== Extracts from a graphics dataset ==
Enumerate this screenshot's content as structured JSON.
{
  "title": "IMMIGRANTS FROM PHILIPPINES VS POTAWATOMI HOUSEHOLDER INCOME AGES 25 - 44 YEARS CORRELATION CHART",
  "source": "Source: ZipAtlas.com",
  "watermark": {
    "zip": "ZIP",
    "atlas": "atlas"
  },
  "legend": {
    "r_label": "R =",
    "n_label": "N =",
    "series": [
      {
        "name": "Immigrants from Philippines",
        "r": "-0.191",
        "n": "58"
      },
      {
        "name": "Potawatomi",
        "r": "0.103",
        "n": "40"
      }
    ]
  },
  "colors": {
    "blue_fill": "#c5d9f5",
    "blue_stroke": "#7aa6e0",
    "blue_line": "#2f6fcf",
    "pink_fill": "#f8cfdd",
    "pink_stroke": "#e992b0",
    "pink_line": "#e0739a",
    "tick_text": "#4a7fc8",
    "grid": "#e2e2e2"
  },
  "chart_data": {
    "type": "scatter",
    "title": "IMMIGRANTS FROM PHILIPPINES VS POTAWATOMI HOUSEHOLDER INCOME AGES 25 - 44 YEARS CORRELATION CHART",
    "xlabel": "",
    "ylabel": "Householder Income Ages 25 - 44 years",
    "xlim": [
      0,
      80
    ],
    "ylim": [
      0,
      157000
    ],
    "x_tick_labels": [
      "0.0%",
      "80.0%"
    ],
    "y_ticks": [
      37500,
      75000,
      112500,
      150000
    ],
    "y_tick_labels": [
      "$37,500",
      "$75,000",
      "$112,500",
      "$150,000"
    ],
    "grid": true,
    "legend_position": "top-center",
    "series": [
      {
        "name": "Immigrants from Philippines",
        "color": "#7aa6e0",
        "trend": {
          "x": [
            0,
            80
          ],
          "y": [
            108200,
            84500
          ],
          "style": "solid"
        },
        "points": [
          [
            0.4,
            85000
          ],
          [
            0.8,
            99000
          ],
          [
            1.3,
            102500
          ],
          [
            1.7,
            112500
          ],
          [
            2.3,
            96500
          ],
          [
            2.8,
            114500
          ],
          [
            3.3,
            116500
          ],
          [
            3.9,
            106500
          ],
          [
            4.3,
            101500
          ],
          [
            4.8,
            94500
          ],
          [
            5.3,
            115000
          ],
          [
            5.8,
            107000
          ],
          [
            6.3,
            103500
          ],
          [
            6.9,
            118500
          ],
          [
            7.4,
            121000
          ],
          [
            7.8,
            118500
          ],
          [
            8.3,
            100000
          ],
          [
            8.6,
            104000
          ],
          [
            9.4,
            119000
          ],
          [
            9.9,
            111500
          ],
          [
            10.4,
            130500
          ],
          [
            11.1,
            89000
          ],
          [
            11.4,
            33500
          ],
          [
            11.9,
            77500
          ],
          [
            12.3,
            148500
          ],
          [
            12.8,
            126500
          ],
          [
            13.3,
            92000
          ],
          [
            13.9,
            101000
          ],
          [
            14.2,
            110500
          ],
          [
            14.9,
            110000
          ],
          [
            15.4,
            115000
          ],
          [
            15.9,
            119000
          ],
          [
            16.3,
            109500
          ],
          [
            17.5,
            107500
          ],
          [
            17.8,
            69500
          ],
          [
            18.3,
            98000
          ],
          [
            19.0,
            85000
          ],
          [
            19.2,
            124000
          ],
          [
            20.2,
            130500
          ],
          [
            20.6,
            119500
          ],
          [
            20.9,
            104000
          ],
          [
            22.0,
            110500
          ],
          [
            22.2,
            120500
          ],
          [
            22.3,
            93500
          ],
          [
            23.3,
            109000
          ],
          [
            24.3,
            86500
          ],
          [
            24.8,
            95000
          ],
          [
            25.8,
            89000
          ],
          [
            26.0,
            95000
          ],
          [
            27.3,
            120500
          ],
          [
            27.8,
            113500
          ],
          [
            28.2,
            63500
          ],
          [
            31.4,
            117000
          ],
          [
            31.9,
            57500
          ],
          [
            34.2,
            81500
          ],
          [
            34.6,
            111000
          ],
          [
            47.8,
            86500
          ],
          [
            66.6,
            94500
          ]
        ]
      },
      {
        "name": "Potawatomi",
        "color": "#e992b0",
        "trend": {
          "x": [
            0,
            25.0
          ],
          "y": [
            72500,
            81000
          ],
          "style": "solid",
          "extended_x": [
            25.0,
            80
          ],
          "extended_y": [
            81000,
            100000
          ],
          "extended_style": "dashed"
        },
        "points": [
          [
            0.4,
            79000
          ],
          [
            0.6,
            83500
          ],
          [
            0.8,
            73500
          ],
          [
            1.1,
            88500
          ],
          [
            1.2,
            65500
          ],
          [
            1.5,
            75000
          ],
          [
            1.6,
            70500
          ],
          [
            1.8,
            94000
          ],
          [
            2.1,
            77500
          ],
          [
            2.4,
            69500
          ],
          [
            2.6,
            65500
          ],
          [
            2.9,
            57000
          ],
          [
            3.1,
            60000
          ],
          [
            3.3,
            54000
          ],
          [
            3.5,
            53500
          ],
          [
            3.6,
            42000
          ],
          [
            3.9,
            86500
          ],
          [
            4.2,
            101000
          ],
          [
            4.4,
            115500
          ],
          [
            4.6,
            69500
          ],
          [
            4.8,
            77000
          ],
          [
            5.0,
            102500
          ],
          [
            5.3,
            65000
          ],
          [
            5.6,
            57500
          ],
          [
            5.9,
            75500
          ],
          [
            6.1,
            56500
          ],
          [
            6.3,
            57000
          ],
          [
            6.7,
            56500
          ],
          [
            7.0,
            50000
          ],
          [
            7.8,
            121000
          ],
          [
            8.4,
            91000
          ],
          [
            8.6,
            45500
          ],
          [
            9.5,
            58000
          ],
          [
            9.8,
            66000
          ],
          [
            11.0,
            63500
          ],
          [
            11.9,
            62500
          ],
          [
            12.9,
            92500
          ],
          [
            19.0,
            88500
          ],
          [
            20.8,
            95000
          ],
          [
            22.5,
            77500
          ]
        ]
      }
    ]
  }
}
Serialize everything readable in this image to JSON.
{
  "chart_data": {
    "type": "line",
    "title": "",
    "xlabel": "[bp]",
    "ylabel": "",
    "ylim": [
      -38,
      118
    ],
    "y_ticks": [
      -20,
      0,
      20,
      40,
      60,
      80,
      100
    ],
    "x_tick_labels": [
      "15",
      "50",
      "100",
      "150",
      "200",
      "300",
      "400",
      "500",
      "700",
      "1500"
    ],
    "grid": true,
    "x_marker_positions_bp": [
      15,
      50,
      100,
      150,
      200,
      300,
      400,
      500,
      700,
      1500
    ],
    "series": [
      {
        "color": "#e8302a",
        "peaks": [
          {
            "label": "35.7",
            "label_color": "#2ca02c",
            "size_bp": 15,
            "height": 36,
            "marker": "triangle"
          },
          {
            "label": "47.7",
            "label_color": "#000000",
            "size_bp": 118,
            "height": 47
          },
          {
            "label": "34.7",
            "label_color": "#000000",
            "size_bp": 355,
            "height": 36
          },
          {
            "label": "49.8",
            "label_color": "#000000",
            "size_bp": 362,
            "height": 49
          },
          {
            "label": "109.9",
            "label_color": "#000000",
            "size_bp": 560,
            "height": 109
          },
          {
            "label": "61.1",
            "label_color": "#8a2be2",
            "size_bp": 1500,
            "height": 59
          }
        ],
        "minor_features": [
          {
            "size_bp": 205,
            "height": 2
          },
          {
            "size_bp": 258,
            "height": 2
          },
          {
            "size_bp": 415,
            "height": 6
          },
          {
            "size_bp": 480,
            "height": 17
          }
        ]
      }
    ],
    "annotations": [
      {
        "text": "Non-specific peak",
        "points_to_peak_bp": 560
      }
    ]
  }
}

== EXERCISE ==
Repeat the records above exactly, leaving none out.

== COMPLETED TASK ==
Enumerate this screenshot's content as structured JSON.
{
  "title": "IMMIGRANTS FROM PHILIPPINES VS POTAWATOMI HOUSEHOLDER INCOME AGES 25 - 44 YEARS CORRELATION CHART",
  "source": "Source: ZipAtlas.com",
  "watermark": {
    "zip": "ZIP",
    "atlas": "atlas"
  },
  "legend": {
    "r_label": "R =",
    "n_label": "N =",
    "series": [
      {
        "name": "Immigrants from Philippines",
        "r": "-0.191",
        "n": "58"
      },
      {
        "name": "Potawatomi",
        "r": "0.103",
        "n": "40"
      }
    ]
  },
  "colors": {
    "blue_fill": "#c5d9f5",
    "blue_stroke": "#7aa6e0",
    "blue_line": "#2f6fcf",
    "pink_fill": "#f8cfdd",
    "pink_stroke": "#e992b0",
    "pink_line": "#e0739a",
    "tick_text": "#4a7fc8",
    "grid": "#e2e2e2"
  },
  "chart_data": {
    "type": "scatter",
    "title": "IMMIGRANTS FROM PHILIPPINES VS POTAWATOMI HOUSEHOLDER INCOME AGES 25 - 44 YEARS CORRELATION CHART",
    "xlabel": "",
    "ylabel": "Householder Income Ages 25 - 44 years",
    "xlim": [
      0,
      80
    ],
    "ylim": [
      0,
      157000
    ],
    "x_tick_labels": [
      "0.0%",
      "80.0%"
    ],
    "y_ticks": [
      37500,
      75000,
      112500,
      150000
    ],
    "y_tick_labels": [
      "$37,500",
      "$75,000",
      "$112,500",
      "$150,000"
    ],
    "grid": true,
    "legend_position": "top-center",
    "series": [
      {
        "name": "Immigrants from Philippines",
        "color": "#7aa6e0",
        "trend": {
          "x": [
            0,
            80
          ],
          "y": [
            108200,
            84500
          ],
          "style": "solid"
        },
        "points": [
          [
            0.4,
            85000
          ],
          [
            0.8,
            99000
          ],
          [
            1.3,
            102500
          ],
          [
            1.7,
            112500
          ],
          [
            2.3,
            96500
          ],
          [
            2.8,
            114500
          ],
          [
            3.3,
            116500
          ],
          [
            3.9,
            106500
          ],
          [
            4.3,
            101500
          ],
          [
            4.8,
            94500
          ],
          [
            5.3,
            115000
          ],
          [
            5.8,
            107000
          ],
          [
            6.3,
            103500
          ],
          [
            6.9,
            118500
          ],
          [
            7.4,
            121000
          ],
          [
            7.8,
            118500
          ],
          [
            8.3,
            100000
          ],
          [
            8.6,
            104000
          ],
          [
            9.4,
            119000
          ],
          [
            9.9,
            111500
          ],
          [
            10.4,
            130500
          ],
          [
            11.1,
            89000
          ],
          [
            11.4,
            33500
          ],
          [
            11.9,
            77500
          ],
          [
            12.3,
            148500
          ],
          [
            12.8,
            126500
          ],
          [
            13.3,
            92000
          ],
          [
            13.9,
            101000
          ],
          [
            14.2,
            110500
          ],
          [
            14.9,
            110000
          ],
          [
            15.4,
            115000
          ],
          [
            15.9,
            119000
          ],
          [
            16.3,
            109500
          ],
          [
            17.5,
            107500
          ],
          [
            17.8,
            69500
          ],
          [
            18.3,
            98000
          ],
          [
            19.0,
            85000
          ],
          [
            19.2,
            124000
          ],
          [
            20.2,
            130500
          ],
          [
            20.6,
            119500
          ],
          [
            20.9,
            104000
          ],
          [
            22.0,
            110500
          ],
          [
            22.2,
            120500
          ],
          [
            22.3,
            93500
          ],
          [
            23.3,
            109000
          ],
          [
            24.3,
            86500
          ],
          [
            24.8,
            95000
          ],
          [
            25.8,
            89000
          ],
          [
            26.0,
            95000
          ],
          [
            27.3,
            120500
          ],
          [
            27.8,
            113500
          ],
          [
            28.2,
            63500
          ],
          [
            31.4,
            117000
          ],
          [
            31.9,
            57500
          ],
          [
            34.2,
            81500
          ],
          [
            34.6,
            111000
          ],
          [
            47.8,
            86500
          ],
          [
            66.6,
            94500
          ]
        ]
      },
      {
        "name": "Potawatomi",
        "color": "#e992b0",
        "trend": {
          "x": [
            0,
            25.0
          ],
          "y": [
            72500,
            81000
          ],
          "style": "solid",
          "extended_x": [
            25.0,
            80
          ],
          "extended_y": [
            81000,
            100000
          ],
          "extended_style": "dashed"
        },
        "points": [
          [
            0.4,
            79000
          ],
          [
            0.6,
            83500
          ],
          [
            0.8,
            73500
          ],
          [
            1.1,
            88500
          ],
          [
            1.2,
            65500
          ],
          [
            1.5,
            75000
          ],
          [
            1.6,
            70500
          ],
          [
            1.8,
            94000
          ],
          [
            2.1,
            77500
          ],
          [
            2.4,
            69500
          ],
          [
            2.6,
            65500
          ],
          [
            2.9,
            57000
          ],
          [
            3.1,
            60000
          ],
          [
            3.3,
            54000
          ],
          [
            3.5,
            53500
          ],
          [
            3.6,
            42000
          ],
          [
            3.9,
            86500
          ],
          [
            4.2,
            101000
          ],
          [
            4.4,
            115500
          ],
          [
            4.6,
            69500
          ],
          [
            4.8,
            77000
          ],
          [
            5.0,
            102500
          ],
          [
            5.3,
            65000
          ],
          [
            5.6,
            57500
          ],
          [
            5.9,
            75500
          ],
          [
            6.1,
            56500
          ],
          [
            6.3,
            57000
          ],
          [
            6.7,
            56500
          ],
          [
            7.0,
            50000
          ],
          [
            7.8,
            121000
          ],
          [
            8.4,
            91000
          ],
          [
            8.6,
            45500
          ],
          [
            9.5,
            58000
          ],
          [
            9.8,
            66000
          ],
          [
            11.0,
            63500
          ],
          [
            11.9,
            62500
          ],
          [
            12.9,
            92500
          ],
          [
            19.0,
            88500
          ],
          [
            20.8,
            95000
          ],
          [
            22.5,
            77500
          ]
        ]
      }
    ]
  }
}
Serialize everything readable in this image to JSON.
{
  "chart_data": {
    "type": "line",
    "title": "",
    "xlabel": "[bp]",
    "ylabel": "",
    "ylim": [
      -38,
      118
    ],
    "y_ticks": [
      -20,
      0,
      20,
      40,
      60,
      80,
      100
    ],
    "x_tick_labels": [
      "15",
      "50",
      "100",
      "150",
      "200",
      "300",
      "400",
      "500",
      "700",
      "1500"
    ],
    "grid": true,
    "x_marker_positions_bp": [
      15,
      50,
      100,
      150,
      200,
      300,
      400,
      500,
      700,
      1500
    ],
    "series": [
      {
        "color": "#e8302a",
        "peaks": [
          {
            "label": "35.7",
            "label_color": "#2ca02c",
            "size_bp": 15,
            "height": 36,
            "marker": "triangle"
          },
          {
            "label": "47.7",
            "label_color": "#000000",
            "size_bp": 118,
            "height": 47
          },
          {
            "label": "34.7",
            "label_color": "#000000",
            "size_bp": 355,
            "height": 36
          },
          {
            "label": "49.8",
            "label_color": "#000000",
            "size_bp": 362,
            "height": 49
          },
          {
            "label": "109.9",
            "label_color": "#000000",
            "size_bp": 560,
            "height": 109
          },
          {
            "label": "61.1",
            "label_color": "#8a2be2",
            "size_bp": 1500,
            "height": 59
          }
        ],
        "minor_features": [
          {
            "size_bp": 205,
            "height": 2
          },
          {
            "size_bp": 258,
            "height": 2
          },
          {
            "size_bp": 415,
            "height": 6
          },
          {
            "size_bp": 480,
            "height": 17
          }
        ]
      }
    ],
    "annotations": [
      {
        "text": "Non-specific peak",
        "points_to_peak_bp": 560
      }
    ]
  }
}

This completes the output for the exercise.